TASK INSTRUCTIONS |
Output the entries word for word. Omit images.

[Stored entries]
----

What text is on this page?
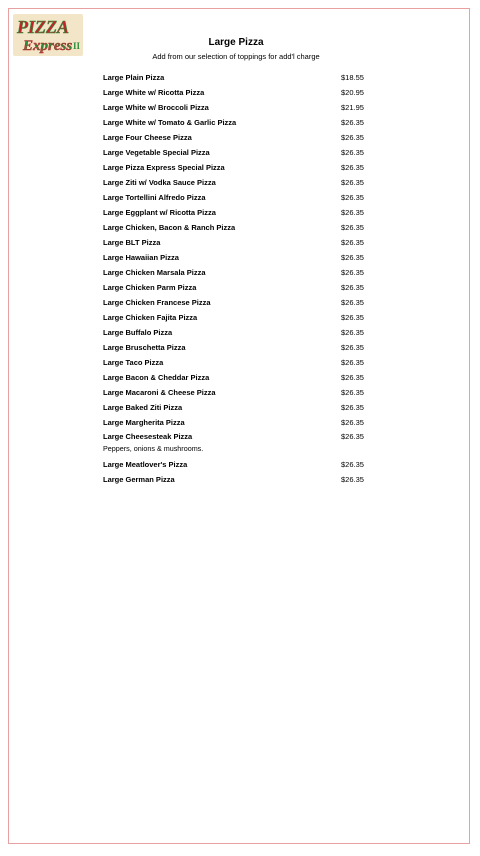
PIZZA
Express II	Large Pizza
Add from our selection of toppings for add'l charge
Large Plain Pizza	$18.55
Large White w/ Ricotta Pizza	$20.95
Large White w/ Broccoli Pizza	$21.95
Large White w/ Tomato & Garlic Pizza	$26.35
Large Four Cheese Pizza	$26.35
Large Vegetable Special Pizza	$26.35
Large Pizza Express Special Pizza	$26.35
Large Ziti w/ Vodka Sauce Pizza	$26.35
Large Tortellini Alfredo Pizza	$26.35
Large Eggplant w/ Ricotta Pizza	$26.35
Large Chicken, Bacon & Ranch Pizza	$26.35
Large BLT Pizza	$26.35
Large Hawaiian Pizza	$26.35
Large Chicken Marsala Pizza	$26.35
Large Chicken Parm Pizza	$26.35
Large Chicken Francese Pizza	$26.35
Large Chicken Fajita Pizza	$26.35
Large Buffalo Pizza	$26.35
Large Bruschetta Pizza	$26.35
Large Taco Pizza	$26.35
Large Bacon & Cheddar Pizza	$26.35
Large Macaroni & Cheese Pizza	$26.35
Large Baked Ziti Pizza	$26.35
Large Margherita Pizza	$26.35
Large Cheesesteak Pizza	$26.35
Peppers, onions & mushrooms.
Large Meatlover's Pizza	$26.35
Large German Pizza	$26.35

----

SOLUTION TO THIS PROBLEM |
What text is on this page?
PIZZA
Express II	Large Pizza
Add from our selection of toppings for add'l charge
Large Plain Pizza	$18.55
Large White w/ Ricotta Pizza	$20.95
Large White w/ Broccoli Pizza	$21.95
Large White w/ Tomato & Garlic Pizza	$26.35
Large Four Cheese Pizza	$26.35
Large Vegetable Special Pizza	$26.35
Large Pizza Express Special Pizza	$26.35
Large Ziti w/ Vodka Sauce Pizza	$26.35
Large Tortellini Alfredo Pizza	$26.35
Large Eggplant w/ Ricotta Pizza	$26.35
Large Chicken, Bacon & Ranch Pizza	$26.35
Large BLT Pizza	$26.35
Large Hawaiian Pizza	$26.35
Large Chicken Marsala Pizza	$26.35
Large Chicken Parm Pizza	$26.35
Large Chicken Francese Pizza	$26.35
Large Chicken Fajita Pizza	$26.35
Large Buffalo Pizza	$26.35
Large Bruschetta Pizza	$26.35
Large Taco Pizza	$26.35
Large Bacon & Cheddar Pizza	$26.35
Large Macaroni & Cheese Pizza	$26.35
Large Baked Ziti Pizza	$26.35
Large Margherita Pizza	$26.35
Large Cheesesteak Pizza	$26.35
Peppers, onions & mushrooms.
Large Meatlover's Pizza	$26.35
Large German Pizza	$26.35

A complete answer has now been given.